--- Supplied records ---

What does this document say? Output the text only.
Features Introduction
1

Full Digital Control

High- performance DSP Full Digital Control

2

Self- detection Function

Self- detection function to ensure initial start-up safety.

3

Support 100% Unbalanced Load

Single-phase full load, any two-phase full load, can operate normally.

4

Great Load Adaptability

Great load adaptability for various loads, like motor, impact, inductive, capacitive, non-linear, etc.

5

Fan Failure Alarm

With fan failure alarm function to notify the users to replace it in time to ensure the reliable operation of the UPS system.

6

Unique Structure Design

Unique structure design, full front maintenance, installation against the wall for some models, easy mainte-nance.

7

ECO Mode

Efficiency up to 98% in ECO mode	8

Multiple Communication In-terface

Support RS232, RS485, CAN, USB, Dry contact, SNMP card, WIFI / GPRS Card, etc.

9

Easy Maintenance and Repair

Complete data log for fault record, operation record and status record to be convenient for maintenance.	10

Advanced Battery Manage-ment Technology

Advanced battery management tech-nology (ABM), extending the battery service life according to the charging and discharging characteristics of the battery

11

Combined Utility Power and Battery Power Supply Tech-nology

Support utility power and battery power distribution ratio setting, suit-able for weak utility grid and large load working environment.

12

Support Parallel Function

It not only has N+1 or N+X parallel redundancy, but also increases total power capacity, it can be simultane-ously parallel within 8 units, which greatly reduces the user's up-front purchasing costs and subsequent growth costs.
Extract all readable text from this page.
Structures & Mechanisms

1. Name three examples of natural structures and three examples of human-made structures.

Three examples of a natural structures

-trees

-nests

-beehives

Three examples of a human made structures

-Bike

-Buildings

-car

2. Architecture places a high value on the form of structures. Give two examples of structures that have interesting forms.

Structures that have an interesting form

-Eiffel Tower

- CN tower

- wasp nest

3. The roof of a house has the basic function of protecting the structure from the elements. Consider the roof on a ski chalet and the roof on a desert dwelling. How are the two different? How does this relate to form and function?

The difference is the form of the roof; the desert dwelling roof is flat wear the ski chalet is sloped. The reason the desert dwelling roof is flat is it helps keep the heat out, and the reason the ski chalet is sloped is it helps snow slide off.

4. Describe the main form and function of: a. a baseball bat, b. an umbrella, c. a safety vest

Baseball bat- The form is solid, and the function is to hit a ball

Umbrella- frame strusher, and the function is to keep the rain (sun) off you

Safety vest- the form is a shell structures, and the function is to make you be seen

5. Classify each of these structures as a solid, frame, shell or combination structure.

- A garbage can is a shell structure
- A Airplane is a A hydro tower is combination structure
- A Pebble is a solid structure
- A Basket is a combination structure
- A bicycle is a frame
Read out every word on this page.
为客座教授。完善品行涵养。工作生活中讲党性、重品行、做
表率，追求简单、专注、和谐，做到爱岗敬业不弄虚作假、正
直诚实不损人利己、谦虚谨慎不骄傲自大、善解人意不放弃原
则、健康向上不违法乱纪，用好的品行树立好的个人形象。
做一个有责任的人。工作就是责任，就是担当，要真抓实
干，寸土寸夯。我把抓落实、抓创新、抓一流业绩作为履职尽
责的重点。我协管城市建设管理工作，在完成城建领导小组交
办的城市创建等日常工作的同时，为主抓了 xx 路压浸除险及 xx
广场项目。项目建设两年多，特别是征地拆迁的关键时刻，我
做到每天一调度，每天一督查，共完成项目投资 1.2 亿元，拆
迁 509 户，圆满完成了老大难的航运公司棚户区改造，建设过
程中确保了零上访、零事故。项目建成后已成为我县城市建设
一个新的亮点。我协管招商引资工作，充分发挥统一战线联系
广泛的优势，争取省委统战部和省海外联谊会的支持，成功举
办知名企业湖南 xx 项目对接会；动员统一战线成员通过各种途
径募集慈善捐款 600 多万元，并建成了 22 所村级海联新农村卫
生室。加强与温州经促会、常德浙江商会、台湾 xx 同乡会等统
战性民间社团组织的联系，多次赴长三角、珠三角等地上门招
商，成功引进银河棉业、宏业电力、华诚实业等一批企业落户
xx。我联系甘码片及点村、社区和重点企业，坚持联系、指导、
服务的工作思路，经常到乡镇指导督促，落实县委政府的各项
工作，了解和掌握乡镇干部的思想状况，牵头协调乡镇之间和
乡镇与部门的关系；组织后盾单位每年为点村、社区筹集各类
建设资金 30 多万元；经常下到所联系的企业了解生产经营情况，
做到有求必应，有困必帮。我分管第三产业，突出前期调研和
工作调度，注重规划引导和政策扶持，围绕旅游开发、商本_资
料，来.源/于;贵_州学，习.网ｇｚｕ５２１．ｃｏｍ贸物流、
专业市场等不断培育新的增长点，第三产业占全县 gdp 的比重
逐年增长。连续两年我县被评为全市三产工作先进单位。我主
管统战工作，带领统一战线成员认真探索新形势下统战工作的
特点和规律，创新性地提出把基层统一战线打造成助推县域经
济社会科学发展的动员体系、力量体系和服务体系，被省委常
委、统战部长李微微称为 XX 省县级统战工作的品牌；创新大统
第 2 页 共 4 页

---

■ Directive
Every line of the data above should be copied exactly.

■ Finished exercise
What does this document say? Output the text only.
Features Introduction
1

Full Digital Control

High- performance DSP Full Digital Control

2

Self- detection Function

Self- detection function to ensure initial start-up safety.

3

Support 100% Unbalanced Load

Single-phase full load, any two-phase full load, can operate normally.

4

Great Load Adaptability

Great load adaptability for various loads, like motor, impact, inductive, capacitive, non-linear, etc.

5

Fan Failure Alarm

With fan failure alarm function to notify the users to replace it in time to ensure the reliable operation of the UPS system.

6

Unique Structure Design

Unique structure design, full front maintenance, installation against the wall for some models, easy mainte-nance.

7

ECO Mode

Efficiency up to 98% in ECO mode	8

Multiple Communication In-terface

Support RS232, RS485, CAN, USB, Dry contact, SNMP card, WIFI / GPRS Card, etc.

9

Easy Maintenance and Repair

Complete data log for fault record, operation record and status record to be convenient for maintenance.	10

Advanced Battery Manage-ment Technology

Advanced battery management tech-nology (ABM), extending the battery service life according to the charging and discharging characteristics of the battery

11

Combined Utility Power and Battery Power Supply Tech-nology

Support utility power and battery power distribution ratio setting, suit-able for weak utility grid and large load working environment.

12

Support Parallel Function

It not only has N+1 or N+X parallel redundancy, but also increases total power capacity, it can be simultane-ously parallel within 8 units, which greatly reduces the user's up-front purchasing costs and subsequent growth costs.
Extract all readable text from this page.
Structures & Mechanisms

1. Name three examples of natural structures and three examples of human-made structures.

Three examples of a natural structures

-trees

-nests

-beehives

Three examples of a human made structures

-Bike

-Buildings

-car

2. Architecture places a high value on the form of structures. Give two examples of structures that have interesting forms.

Structures that have an interesting form

-Eiffel Tower

- CN tower

- wasp nest

3. The roof of a house has the basic function of protecting the structure from the elements. Consider the roof on a ski chalet and the roof on a desert dwelling. How are the two different? How does this relate to form and function?

The difference is the form of the roof; the desert dwelling roof is flat wear the ski chalet is sloped. The reason the desert dwelling roof is flat is it helps keep the heat out, and the reason the ski chalet is sloped is it helps snow slide off.

4. Describe the main form and function of: a. a baseball bat, b. an umbrella, c. a safety vest

Baseball bat- The form is solid, and the function is to hit a ball

Umbrella- frame strusher, and the function is to keep the rain (sun) off you

Safety vest- the form is a shell structures, and the function is to make you be seen

5. Classify each of these structures as a solid, frame, shell or combination structure.

- A garbage can is a shell structure
- A Airplane is a A hydro tower is combination structure
- A Pebble is a solid structure
- A Basket is a combination structure
- A bicycle is a frame
Read out every word on this page.
为客座教授。完善品行涵养。工作生活中讲党性、重品行、做
表率，追求简单、专注、和谐，做到爱岗敬业不弄虚作假、正
直诚实不损人利己、谦虚谨慎不骄傲自大、善解人意不放弃原
则、健康向上不违法乱纪，用好的品行树立好的个人形象。
做一个有责任的人。工作就是责任，就是担当，要真抓实
干，寸土寸夯。我把抓落实、抓创新、抓一流业绩作为履职尽
责的重点。我协管城市建设管理工作，在完成城建领导小组交
办的城市创建等日常工作的同时，为主抓了 xx 路压浸除险及 xx
广场项目。项目建设两年多，特别是征地拆迁的关键时刻，我
做到每天一调度，每天一督查，共完成项目投资 1.2 亿元，拆
迁 509 户，圆满完成了老大难的航运公司棚户区改造，建设过
程中确保了零上访、零事故。项目建成后已成为我县城市建设
一个新的亮点。我协管招商引资工作，充分发挥统一战线联系
广泛的优势，争取省委统战部和省海外联谊会的支持，成功举
办知名企业湖南 xx 项目对接会；动员统一战线成员通过各种途
径募集慈善捐款 600 多万元，并建成了 22 所村级海联新农村卫
生室。加强与温州经促会、常德浙江商会、台湾 xx 同乡会等统
战性民间社团组织的联系，多次赴长三角、珠三角等地上门招
商，成功引进银河棉业、宏业电力、华诚实业等一批企业落户
xx。我联系甘码片及点村、社区和重点企业，坚持联系、指导、
服务的工作思路，经常到乡镇指导督促，落实县委政府的各项
工作，了解和掌握乡镇干部的思想状况，牵头协调乡镇之间和
乡镇与部门的关系；组织后盾单位每年为点村、社区筹集各类
建设资金 30 多万元；经常下到所联系的企业了解生产经营情况，
做到有求必应，有困必帮。我分管第三产业，突出前期调研和
工作调度，注重规划引导和政策扶持，围绕旅游开发、商本_资
料，来.源/于;贵_州学，习.网ｇｚｕ５２１．ｃｏｍ贸物流、
专业市场等不断培育新的增长点，第三产业占全县 gdp 的比重
逐年增长。连续两年我县被评为全市三产工作先进单位。我主
管统战工作，带领统一战线成员认真探索新形势下统战工作的
特点和规律，创新性地提出把基层统一战线打造成助推县域经
济社会科学发展的动员体系、力量体系和服务体系，被省委常
委、统战部长李微微称为 XX 省县级统战工作的品牌；创新大统
第 2 页 共 4 页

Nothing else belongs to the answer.